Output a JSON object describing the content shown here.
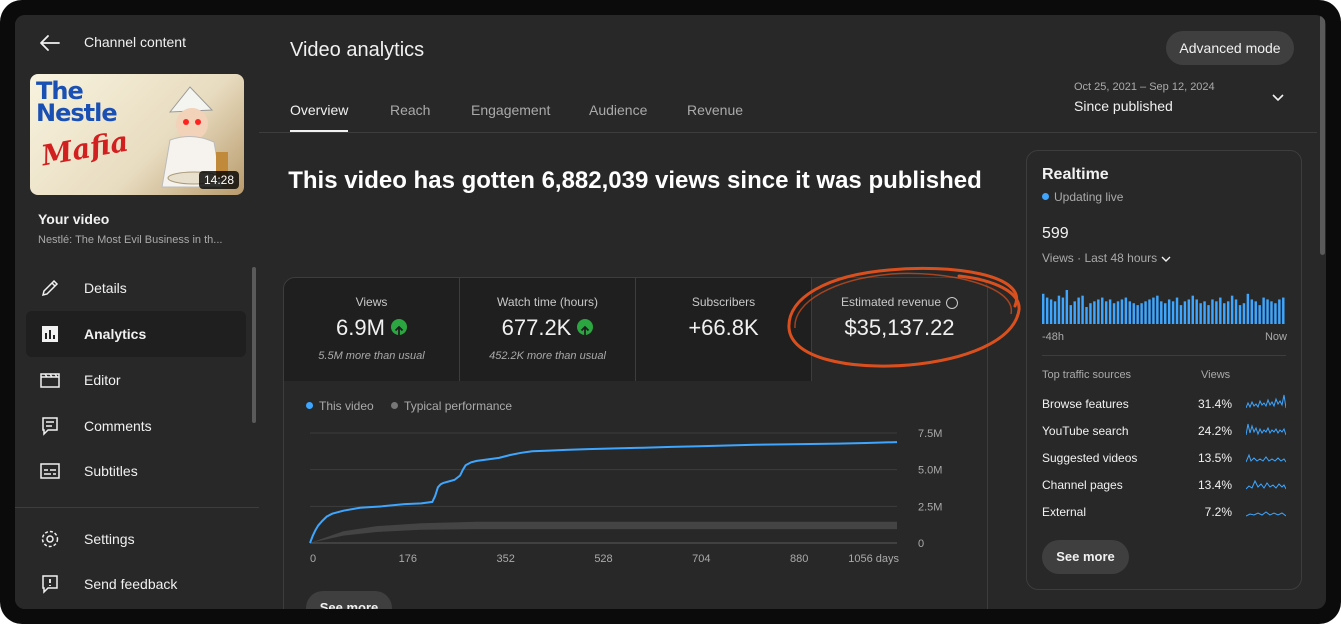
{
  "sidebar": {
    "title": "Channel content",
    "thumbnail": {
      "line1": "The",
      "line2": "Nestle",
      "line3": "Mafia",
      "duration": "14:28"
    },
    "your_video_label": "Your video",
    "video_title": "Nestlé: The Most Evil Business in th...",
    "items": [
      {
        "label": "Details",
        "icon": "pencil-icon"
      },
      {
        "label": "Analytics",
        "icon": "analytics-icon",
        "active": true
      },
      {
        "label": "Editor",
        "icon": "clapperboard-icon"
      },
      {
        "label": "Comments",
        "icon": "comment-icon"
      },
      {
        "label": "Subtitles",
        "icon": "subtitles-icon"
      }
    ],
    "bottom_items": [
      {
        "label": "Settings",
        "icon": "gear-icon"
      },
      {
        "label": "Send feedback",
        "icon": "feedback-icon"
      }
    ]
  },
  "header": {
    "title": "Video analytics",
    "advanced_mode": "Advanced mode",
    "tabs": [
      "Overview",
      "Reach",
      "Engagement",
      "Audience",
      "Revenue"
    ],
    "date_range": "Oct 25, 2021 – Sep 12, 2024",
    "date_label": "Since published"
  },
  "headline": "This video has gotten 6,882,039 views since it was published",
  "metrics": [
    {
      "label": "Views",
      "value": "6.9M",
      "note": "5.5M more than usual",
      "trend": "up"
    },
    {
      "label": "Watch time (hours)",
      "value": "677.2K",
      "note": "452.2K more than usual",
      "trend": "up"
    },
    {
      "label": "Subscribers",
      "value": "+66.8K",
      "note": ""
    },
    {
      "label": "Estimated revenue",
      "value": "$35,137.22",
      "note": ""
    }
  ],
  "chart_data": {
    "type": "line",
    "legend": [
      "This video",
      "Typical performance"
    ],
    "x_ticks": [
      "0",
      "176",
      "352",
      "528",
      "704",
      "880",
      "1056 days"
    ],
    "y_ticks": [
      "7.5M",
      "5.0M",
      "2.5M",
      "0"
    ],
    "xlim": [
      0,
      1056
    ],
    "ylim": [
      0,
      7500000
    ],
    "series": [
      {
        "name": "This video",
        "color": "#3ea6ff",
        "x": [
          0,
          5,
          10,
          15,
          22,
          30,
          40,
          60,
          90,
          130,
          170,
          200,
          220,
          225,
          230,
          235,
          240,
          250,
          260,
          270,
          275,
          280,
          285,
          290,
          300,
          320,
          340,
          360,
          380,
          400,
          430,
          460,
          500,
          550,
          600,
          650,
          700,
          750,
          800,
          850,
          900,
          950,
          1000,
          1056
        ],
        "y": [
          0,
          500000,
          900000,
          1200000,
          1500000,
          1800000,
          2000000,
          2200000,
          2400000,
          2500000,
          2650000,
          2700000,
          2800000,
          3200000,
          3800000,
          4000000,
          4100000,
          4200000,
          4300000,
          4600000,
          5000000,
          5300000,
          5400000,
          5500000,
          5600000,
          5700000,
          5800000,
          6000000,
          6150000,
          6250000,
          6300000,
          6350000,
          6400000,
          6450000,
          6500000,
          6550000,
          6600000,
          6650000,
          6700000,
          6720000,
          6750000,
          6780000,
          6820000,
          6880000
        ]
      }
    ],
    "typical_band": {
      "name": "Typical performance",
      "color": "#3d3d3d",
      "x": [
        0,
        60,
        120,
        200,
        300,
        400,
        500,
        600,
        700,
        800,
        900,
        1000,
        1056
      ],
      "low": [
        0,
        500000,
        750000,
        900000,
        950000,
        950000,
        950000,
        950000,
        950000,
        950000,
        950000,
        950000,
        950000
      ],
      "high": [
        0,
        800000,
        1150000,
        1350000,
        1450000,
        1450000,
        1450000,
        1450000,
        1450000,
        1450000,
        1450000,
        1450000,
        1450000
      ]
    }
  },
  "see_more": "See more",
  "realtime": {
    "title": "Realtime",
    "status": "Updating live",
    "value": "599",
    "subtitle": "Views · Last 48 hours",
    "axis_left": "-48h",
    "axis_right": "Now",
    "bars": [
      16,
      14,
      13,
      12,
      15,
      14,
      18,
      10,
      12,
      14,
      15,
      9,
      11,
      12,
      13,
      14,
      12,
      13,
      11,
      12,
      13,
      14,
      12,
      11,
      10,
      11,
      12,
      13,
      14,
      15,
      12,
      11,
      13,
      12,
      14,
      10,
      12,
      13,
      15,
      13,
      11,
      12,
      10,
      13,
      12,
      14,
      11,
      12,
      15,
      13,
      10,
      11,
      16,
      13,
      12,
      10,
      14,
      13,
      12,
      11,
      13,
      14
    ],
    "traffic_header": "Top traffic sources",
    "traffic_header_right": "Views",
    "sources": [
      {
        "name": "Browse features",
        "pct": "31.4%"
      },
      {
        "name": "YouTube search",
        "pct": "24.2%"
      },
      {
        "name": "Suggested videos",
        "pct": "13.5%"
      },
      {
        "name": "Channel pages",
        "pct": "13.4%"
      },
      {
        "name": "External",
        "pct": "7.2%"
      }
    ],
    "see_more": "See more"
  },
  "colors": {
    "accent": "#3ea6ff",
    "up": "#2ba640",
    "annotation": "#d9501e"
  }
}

=-=-=

* [Exercise]: From the data above, copy out every line with the string "content" in it.

* [Written response]:
Output a JSON object describing the content shown here.
    "title": "Channel content",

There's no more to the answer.